■ Exercise description: Convert the listing below into a JSON array of strings with one string per line, leaving out any blank lines.

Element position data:

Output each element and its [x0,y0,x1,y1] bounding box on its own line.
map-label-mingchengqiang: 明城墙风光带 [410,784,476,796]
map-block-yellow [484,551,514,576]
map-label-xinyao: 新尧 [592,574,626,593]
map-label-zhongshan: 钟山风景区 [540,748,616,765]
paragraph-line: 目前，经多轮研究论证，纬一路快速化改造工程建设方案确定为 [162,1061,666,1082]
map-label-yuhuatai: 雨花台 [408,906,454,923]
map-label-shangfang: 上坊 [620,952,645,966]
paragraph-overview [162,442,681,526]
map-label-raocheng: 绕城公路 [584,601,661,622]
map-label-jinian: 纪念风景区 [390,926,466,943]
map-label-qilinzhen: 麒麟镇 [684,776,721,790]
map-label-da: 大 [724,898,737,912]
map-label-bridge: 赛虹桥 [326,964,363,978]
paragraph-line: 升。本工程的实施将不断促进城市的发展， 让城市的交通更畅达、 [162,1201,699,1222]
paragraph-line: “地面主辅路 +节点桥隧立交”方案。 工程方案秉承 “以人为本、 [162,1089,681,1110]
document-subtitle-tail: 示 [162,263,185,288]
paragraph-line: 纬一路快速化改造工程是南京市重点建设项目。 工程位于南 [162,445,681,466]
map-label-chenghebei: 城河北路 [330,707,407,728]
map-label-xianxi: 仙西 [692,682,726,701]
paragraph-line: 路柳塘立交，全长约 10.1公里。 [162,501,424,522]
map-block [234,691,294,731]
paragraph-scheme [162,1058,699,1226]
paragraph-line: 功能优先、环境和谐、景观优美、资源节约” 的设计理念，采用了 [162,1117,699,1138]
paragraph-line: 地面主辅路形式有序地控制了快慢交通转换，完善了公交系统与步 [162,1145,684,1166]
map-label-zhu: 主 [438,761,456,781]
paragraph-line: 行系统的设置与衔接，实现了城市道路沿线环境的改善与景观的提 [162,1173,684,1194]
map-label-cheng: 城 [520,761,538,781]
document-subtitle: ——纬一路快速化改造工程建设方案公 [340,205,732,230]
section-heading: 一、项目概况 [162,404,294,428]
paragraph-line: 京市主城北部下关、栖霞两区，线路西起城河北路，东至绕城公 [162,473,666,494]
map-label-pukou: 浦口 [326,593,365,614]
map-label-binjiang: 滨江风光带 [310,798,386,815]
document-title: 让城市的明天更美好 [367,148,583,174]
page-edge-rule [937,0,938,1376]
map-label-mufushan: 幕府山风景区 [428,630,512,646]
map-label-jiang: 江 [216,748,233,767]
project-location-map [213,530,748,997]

■ Answer to the task:
[
  "Output each element and its [x0,y0,x1,y1] bounding box on its own line.",
  "map-label-mingchengqiang: 明城墙风光带 [410,784,476,796]",
  "map-block-yellow [484,551,514,576]",
  "map-label-xinyao: 新尧 [592,574,626,593]",
  "map-label-zhongshan: 钟山风景区 [540,748,616,765]",
  "paragraph-line: 目前，经多轮研究论证，纬一路快速化改造工程建设方案确定为 [162,1061,666,1082]",
  "map-label-yuhuatai: 雨花台 [408,906,454,923]",
  "map-label-shangfang: 上坊 [620,952,645,966]",
  "paragraph-overview [162,442,681,526]",
  "map-label-raocheng: 绕城公路 [584,601,661,622]",
  "map-label-jinian: 纪念风景区 [390,926,466,943]",
  "map-label-qilinzhen: 麒麟镇 [684,776,721,790]",
  "map-label-da: 大 [724,898,737,912]",
  "map-label-bridge: 赛虹桥 [326,964,363,978]",
  "paragraph-line: 升。本工程的实施将不断促进城市的发展， 让城市的交通更畅达、 [162,1201,699,1222]",
  "paragraph-line: “地面主辅路 +节点桥隧立交”方案。 工程方案秉承 “以人为本、 [162,1089,681,1110]",
  "document-subtitle-tail: 示 [162,263,185,288]",
  "paragraph-line: 纬一路快速化改造工程是南京市重点建设项目。 工程位于南 [162,445,681,466]",
  "map-label-chenghebei: 城河北路 [330,707,407,728]",
  "map-label-xianxi: 仙西 [692,682,726,701]",
  "paragraph-line: 路柳塘立交，全长约 10.1公里。 [162,501,424,522]",
  "map-block [234,691,294,731]",
  "paragraph-scheme [162,1058,699,1226]",
  "paragraph-line: 功能优先、环境和谐、景观优美、资源节约” 的设计理念，采用了 [162,1117,699,1138]",
  "paragraph-line: 地面主辅路形式有序地控制了快慢交通转换，完善了公交系统与步 [162,1145,684,1166]",
  "map-label-zhu: 主 [438,761,456,781]",
  "paragraph-line: 行系统的设置与衔接，实现了城市道路沿线环境的改善与景观的提 [162,1173,684,1194]",
  "map-label-cheng: 城 [520,761,538,781]",
  "document-subtitle: ——纬一路快速化改造工程建设方案公 [340,205,732,230]",
  "section-heading: 一、项目概况 [162,404,294,428]",
  "paragraph-line: 京市主城北部下关、栖霞两区，线路西起城河北路，东至绕城公 [162,473,666,494]",
  "map-label-pukou: 浦口 [326,593,365,614]",
  "map-label-binjiang: 滨江风光带 [310,798,386,815]",
  "document-title: 让城市的明天更美好 [367,148,583,174]",
  "page-edge-rule [937,0,938,1376]",
  "map-label-mufushan: 幕府山风景区 [428,630,512,646]",
  "map-label-jiang: 江 [216,748,233,767]",
  "project-location-map [213,530,748,997]"
]